■ Work required:
Every entry should be repeated exactly. Omit the pictures.

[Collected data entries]
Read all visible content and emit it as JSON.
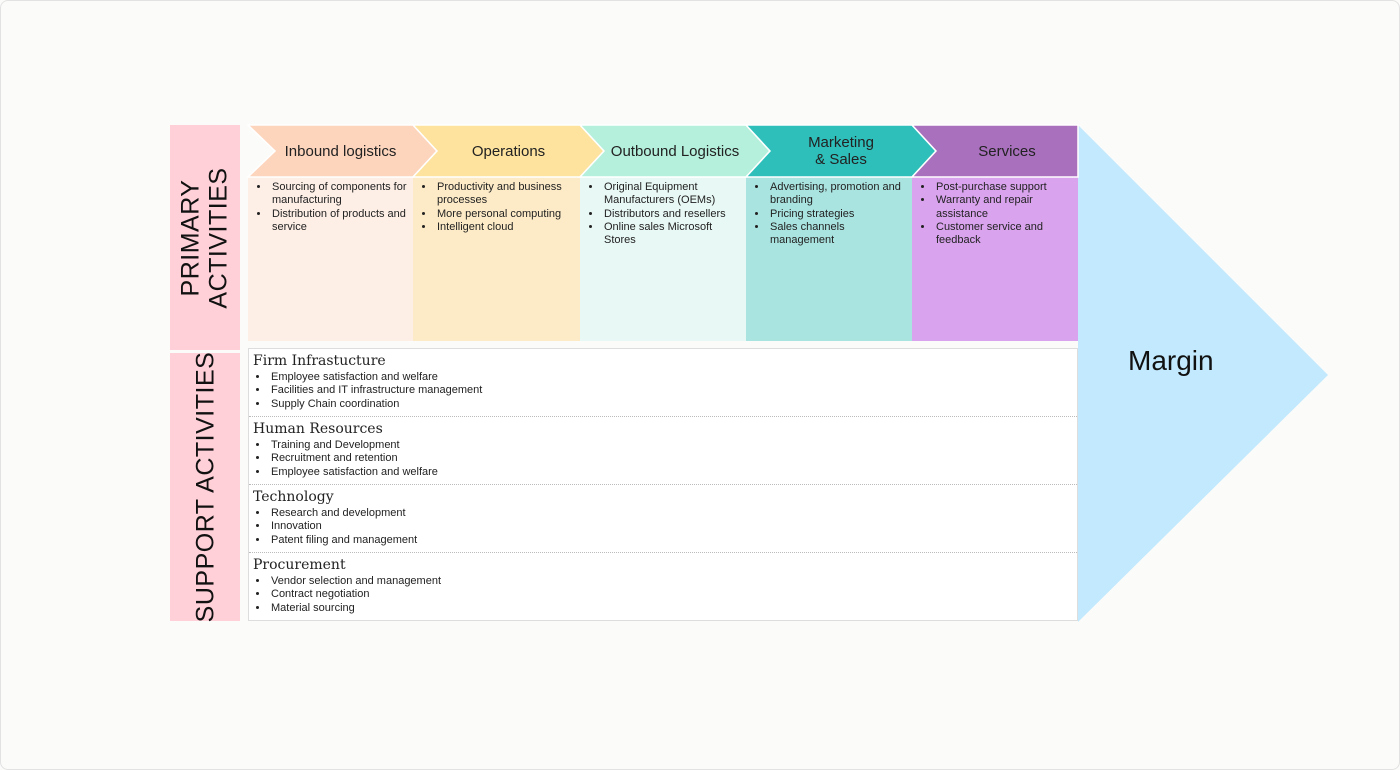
{
  "side_labels": {
    "primary": "PRIMARY\nACTIVITIES",
    "support": "SUPPORT ACTIVITIES"
  },
  "primary": [
    {
      "title": "Inbound logistics",
      "header_color": "#fdd5bd",
      "body_color": "#fdeee6",
      "items": [
        "Sourcing of components for manufacturing",
        "Distribution of products and service"
      ]
    },
    {
      "title": "Operations",
      "header_color": "#fde39e",
      "body_color": "#fdebc7",
      "items": [
        "Productivity and business processes",
        "More personal computing",
        "Intelligent cloud"
      ]
    },
    {
      "title": "Outbound Logistics",
      "header_color": "#b5f0dc",
      "body_color": "#e8f8f4",
      "items": [
        " Original Equipment Manufacturers (OEMs)",
        "Distributors and resellers",
        "Online sales Microsoft Stores"
      ]
    },
    {
      "title": "Marketing\n& Sales",
      "header_color": "#2ebfbb",
      "body_color": "#aae4e0",
      "items": [
        "Advertising, promotion and branding",
        "Pricing strategies",
        "Sales channels management"
      ]
    },
    {
      "title": "Services",
      "header_color": "#a970bd",
      "body_color": "#d9a3ee",
      "items": [
        "Post-purchase support",
        "Warranty and repair assistance",
        "Customer service and feedback"
      ]
    }
  ],
  "support": [
    {
      "title": "Firm Infrastucture",
      "items": [
        "Employee satisfaction and welfare",
        "Facilities and IT infrastructure management",
        "Supply Chain coordination"
      ]
    },
    {
      "title": "Human Resources",
      "items": [
        "Training and Development",
        "Recruitment and retention",
        "Employee satisfaction and welfare"
      ]
    },
    {
      "title": "Technology",
      "items": [
        "Research and development",
        "Innovation",
        "Patent filing and management"
      ]
    },
    {
      "title": "Procurement",
      "items": [
        "Vendor selection and management",
        "Contract negotiation",
        "Material sourcing"
      ]
    }
  ],
  "margin": {
    "label": "Margin",
    "color": "#c2e9fd"
  }
}
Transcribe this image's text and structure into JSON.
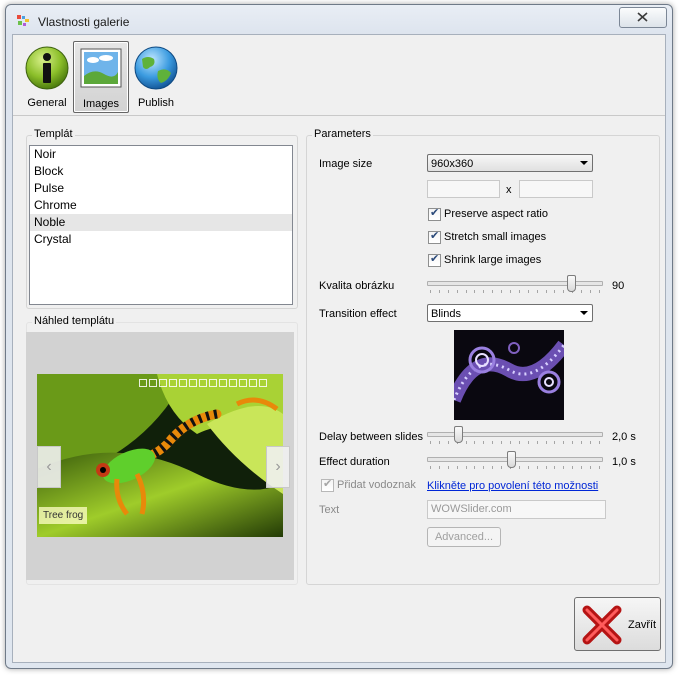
{
  "window": {
    "title": "Vlastnosti galerie"
  },
  "toolbar": {
    "general": "General",
    "images": "Images",
    "publish": "Publish"
  },
  "template": {
    "label": "Templát",
    "items": [
      "Noir",
      "Block",
      "Pulse",
      "Chrome",
      "Noble",
      "Crystal"
    ],
    "selected": "Noble"
  },
  "preview": {
    "label": "Náhled templátu",
    "caption": "Tree frog"
  },
  "params": {
    "label": "Parameters",
    "image_size_label": "Image size",
    "image_size_value": "960x360",
    "width_value": "",
    "x_sep": "x",
    "height_value": "",
    "preserve_label": "Preserve aspect ratio",
    "preserve_checked": true,
    "stretch_label": "Stretch small images",
    "stretch_checked": true,
    "shrink_label": "Shrink large images",
    "shrink_checked": true,
    "quality_label": "Kvalita obrázku",
    "quality_value": "90",
    "quality_level": 0.9,
    "transition_label": "Transition effect",
    "transition_value": "Blinds",
    "delay_label": "Delay between slides",
    "delay_value": "2,0 s",
    "duration_label": "Effect duration",
    "duration_value": "1,0 s",
    "watermark_label": "Přidat vodoznak",
    "watermark_checked": true,
    "watermark_link": "Klikněte pro povolení této možnosti",
    "text_label": "Text",
    "text_value": "WOWSlider.com",
    "advanced_label": "Advanced..."
  },
  "footer": {
    "close_label": "Zavřít"
  }
}
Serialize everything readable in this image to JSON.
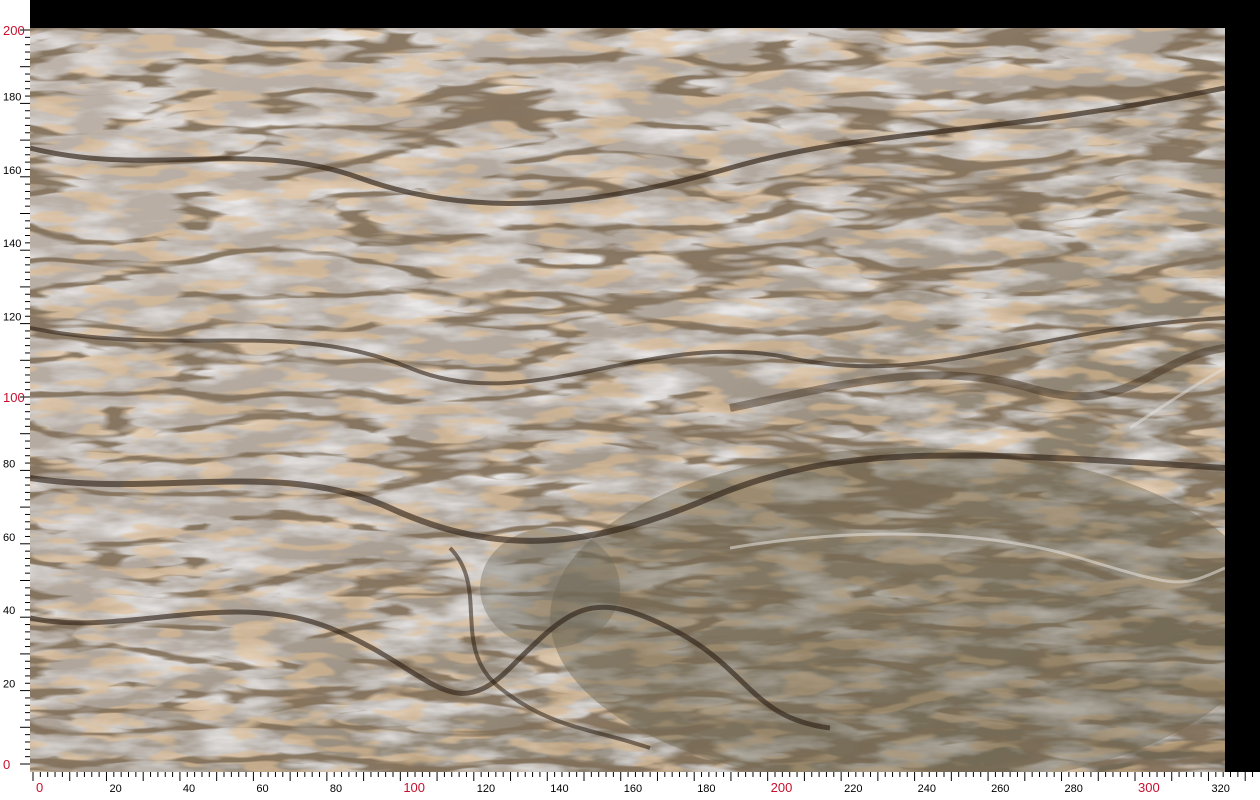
{
  "image": {
    "subject": "marble-slab",
    "colors": {
      "base": "#a69a8c",
      "light": "#d6d2d3",
      "veining": "#3b2a1c",
      "rust": "#c2874a",
      "olive": "#7a6e58",
      "background": "#000000",
      "ruler": "#ffffff",
      "major_label": "#c8102e"
    }
  },
  "rulers": {
    "vertical_labels": [
      "0",
      "20",
      "40",
      "60",
      "80",
      "100",
      "120",
      "140",
      "160",
      "180",
      "200"
    ],
    "vertical_major": [
      "0",
      "100",
      "200"
    ],
    "horizontal_labels": [
      "0",
      "20",
      "40",
      "60",
      "80",
      "100",
      "120",
      "140",
      "160",
      "180",
      "200",
      "220",
      "240",
      "260",
      "280",
      "300",
      "320"
    ],
    "horizontal_major": [
      "0",
      "100",
      "200",
      "300"
    ]
  }
}
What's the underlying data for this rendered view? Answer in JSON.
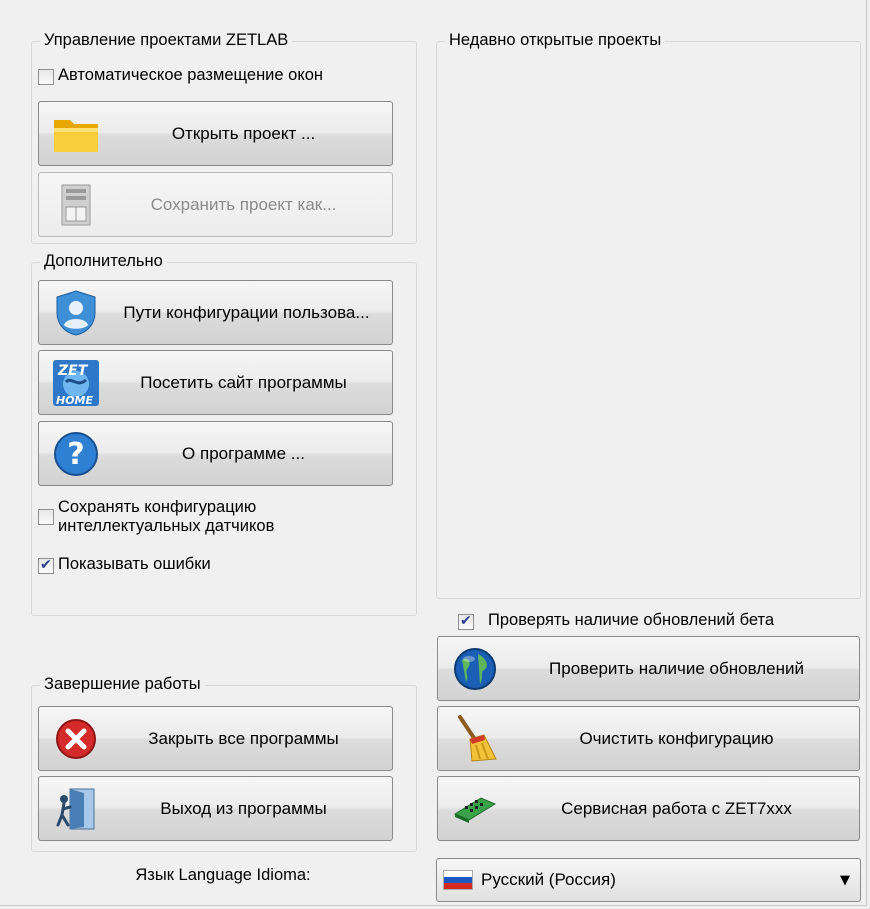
{
  "project_mgmt": {
    "title": "Управление проектами ZETLAB",
    "auto_arrange_label": "Автоматическое размещение окон",
    "auto_arrange_checked": false,
    "open_label": "Открыть проект ...",
    "save_as_label": "Сохранить проект как...",
    "save_as_enabled": false
  },
  "additional": {
    "title": "Дополнительно",
    "user_paths_label": "Пути конфигурации пользова...",
    "visit_site_label": "Посетить сайт программы",
    "about_label": "О программе ...",
    "save_sensor_config_label_line1": "Сохранять конфигурацию",
    "save_sensor_config_label_line2": "интеллектуальных датчиков",
    "save_sensor_config_checked": false,
    "show_errors_label": "Показывать ошибки",
    "show_errors_checked": true,
    "zet_icon_text_top": "ZET",
    "zet_icon_text_bottom": "HOME"
  },
  "recent": {
    "title": "Недавно открытые проекты",
    "items": []
  },
  "shutdown": {
    "title": "Завершение работы",
    "close_all_label": "Закрыть все программы",
    "exit_label": "Выход из программы"
  },
  "updates": {
    "check_beta_label": "Проверять наличие обновлений бета",
    "check_beta_checked": true,
    "check_updates_label": "Проверить наличие обновлений",
    "clear_config_label": "Очистить конфигурацию",
    "service_label": "Сервисная работа с ZET7xxx"
  },
  "language": {
    "label": "Язык Language Idioma:",
    "selected": "Русский (Россия)"
  },
  "colors": {
    "window_bg": "#f0f0f0",
    "folder": "#f5c518",
    "error_red": "#d42a2a",
    "globe_blue": "#1a5fb4"
  }
}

■ Final result:
Read all visible content and emit it as JSON.
{
  "side_labels": {
    "primary": "PRIMARY\nACTIVITIES",
    "support": "SUPPORT ACTIVITIES"
  },
  "primary": [
    {
      "title": "Inbound logistics",
      "header_color": "#fdd5bd",
      "body_color": "#fdeee6",
      "items": [
        "Sourcing of components for manufacturing",
        "Distribution of products and service"
      ]
    },
    {
      "title": "Operations",
      "header_color": "#fde39e",
      "body_color": "#fdebc7",
      "items": [
        "Productivity and business processes",
        "More personal computing",
        "Intelligent cloud"
      ]
    },
    {
      "title": "Outbound Logistics",
      "header_color": "#b5f0dc",
      "body_color": "#e8f8f4",
      "items": [
        " Original Equipment Manufacturers (OEMs)",
        "Distributors and resellers",
        "Online sales Microsoft Stores"
      ]
    },
    {
      "title": "Marketing\n& Sales",
      "header_color": "#2ebfbb",
      "body_color": "#aae4e0",
      "items": [
        "Advertising, promotion and branding",
        "Pricing strategies",
        "Sales channels management"
      ]
    },
    {
      "title": "Services",
      "header_color": "#a970bd",
      "body_color": "#d9a3ee",
      "items": [
        "Post-purchase support",
        "Warranty and repair assistance",
        "Customer service and feedback"
      ]
    }
  ],
  "support": [
    {
      "title": "Firm Infrastucture",
      "items": [
        "Employee satisfaction and welfare",
        "Facilities and IT infrastructure management",
        "Supply Chain coordination"
      ]
    },
    {
      "title": "Human Resources",
      "items": [
        "Training and Development",
        "Recruitment and retention",
        "Employee satisfaction and welfare"
      ]
    },
    {
      "title": "Technology",
      "items": [
        "Research and development",
        "Innovation",
        "Patent filing and management"
      ]
    },
    {
      "title": "Procurement",
      "items": [
        "Vendor selection and management",
        "Contract negotiation",
        "Material sourcing"
      ]
    }
  ],
  "margin": {
    "label": "Margin",
    "color": "#c2e9fd"
  }
}
Transcribe this image's text and structure into JSON.
{
  "window": {
    "title": "Vlastnosti galerie"
  },
  "toolbar": {
    "general": "General",
    "images": "Images",
    "publish": "Publish"
  },
  "template": {
    "label": "Templát",
    "items": [
      "Noir",
      "Block",
      "Pulse",
      "Chrome",
      "Noble",
      "Crystal"
    ],
    "selected": "Noble"
  },
  "preview": {
    "label": "Náhled templátu",
    "caption": "Tree frog"
  },
  "params": {
    "label": "Parameters",
    "image_size_label": "Image size",
    "image_size_value": "960x360",
    "width_value": "",
    "x_sep": "x",
    "height_value": "",
    "preserve_label": "Preserve aspect ratio",
    "preserve_checked": true,
    "stretch_label": "Stretch small images",
    "stretch_checked": true,
    "shrink_label": "Shrink large images",
    "shrink_checked": true,
    "quality_label": "Kvalita obrázku",
    "quality_value": "90",
    "quality_level": 0.9,
    "transition_label": "Transition effect",
    "transition_value": "Blinds",
    "delay_label": "Delay between slides",
    "delay_value": "2,0 s",
    "duration_label": "Effect duration",
    "duration_value": "1,0 s",
    "watermark_label": "Přidat vodoznak",
    "watermark_checked": true,
    "watermark_link": "Klikněte pro povolení této možnosti",
    "text_label": "Text",
    "text_value": "WOWSlider.com",
    "advanced_label": "Advanced..."
  },
  "footer": {
    "close_label": "Zavřít"
  }
}
Serialize everything readable in this image to JSON.
{
  "image": {
    "subject": "marble-slab",
    "colors": {
      "base": "#a69a8c",
      "light": "#d6d2d3",
      "veining": "#3b2a1c",
      "rust": "#c2874a",
      "olive": "#7a6e58",
      "background": "#000000",
      "ruler": "#ffffff",
      "major_label": "#c8102e"
    }
  },
  "rulers": {
    "vertical_labels": [
      "0",
      "20",
      "40",
      "60",
      "80",
      "100",
      "120",
      "140",
      "160",
      "180",
      "200"
    ],
    "vertical_major": [
      "0",
      "100",
      "200"
    ],
    "horizontal_labels": [
      "0",
      "20",
      "40",
      "60",
      "80",
      "100",
      "120",
      "140",
      "160",
      "180",
      "200",
      "220",
      "240",
      "260",
      "280",
      "300",
      "320"
    ],
    "horizontal_major": [
      "0",
      "100",
      "200",
      "300"
    ]
  }
}
What's the underlying data for this rendered view? Answer in JSON.
{
  "project_mgmt": {
    "title": "Управление проектами ZETLAB",
    "auto_arrange_label": "Автоматическое размещение окон",
    "auto_arrange_checked": false,
    "open_label": "Открыть проект ...",
    "save_as_label": "Сохранить проект как...",
    "save_as_enabled": false
  },
  "additional": {
    "title": "Дополнительно",
    "user_paths_label": "Пути конфигурации пользова...",
    "visit_site_label": "Посетить сайт программы",
    "about_label": "О программе ...",
    "save_sensor_config_label_line1": "Сохранять конфигурацию",
    "save_sensor_config_label_line2": "интеллектуальных датчиков",
    "save_sensor_config_checked": false,
    "show_errors_label": "Показывать ошибки",
    "show_errors_checked": true,
    "zet_icon_text_top": "ZET",
    "zet_icon_text_bottom": "HOME"
  },
  "recent": {
    "title": "Недавно открытые проекты",
    "items": []
  },
  "shutdown": {
    "title": "Завершение работы",
    "close_all_label": "Закрыть все программы",
    "exit_label": "Выход из программы"
  },
  "updates": {
    "check_beta_label": "Проверять наличие обновлений бета",
    "check_beta_checked": true,
    "check_updates_label": "Проверить наличие обновлений",
    "clear_config_label": "Очистить конфигурацию",
    "service_label": "Сервисная работа с ZET7xxx"
  },
  "language": {
    "label": "Язык Language Idioma:",
    "selected": "Русский (Россия)"
  },
  "colors": {
    "window_bg": "#f0f0f0",
    "folder": "#f5c518",
    "error_red": "#d42a2a",
    "globe_blue": "#1a5fb4"
  }
}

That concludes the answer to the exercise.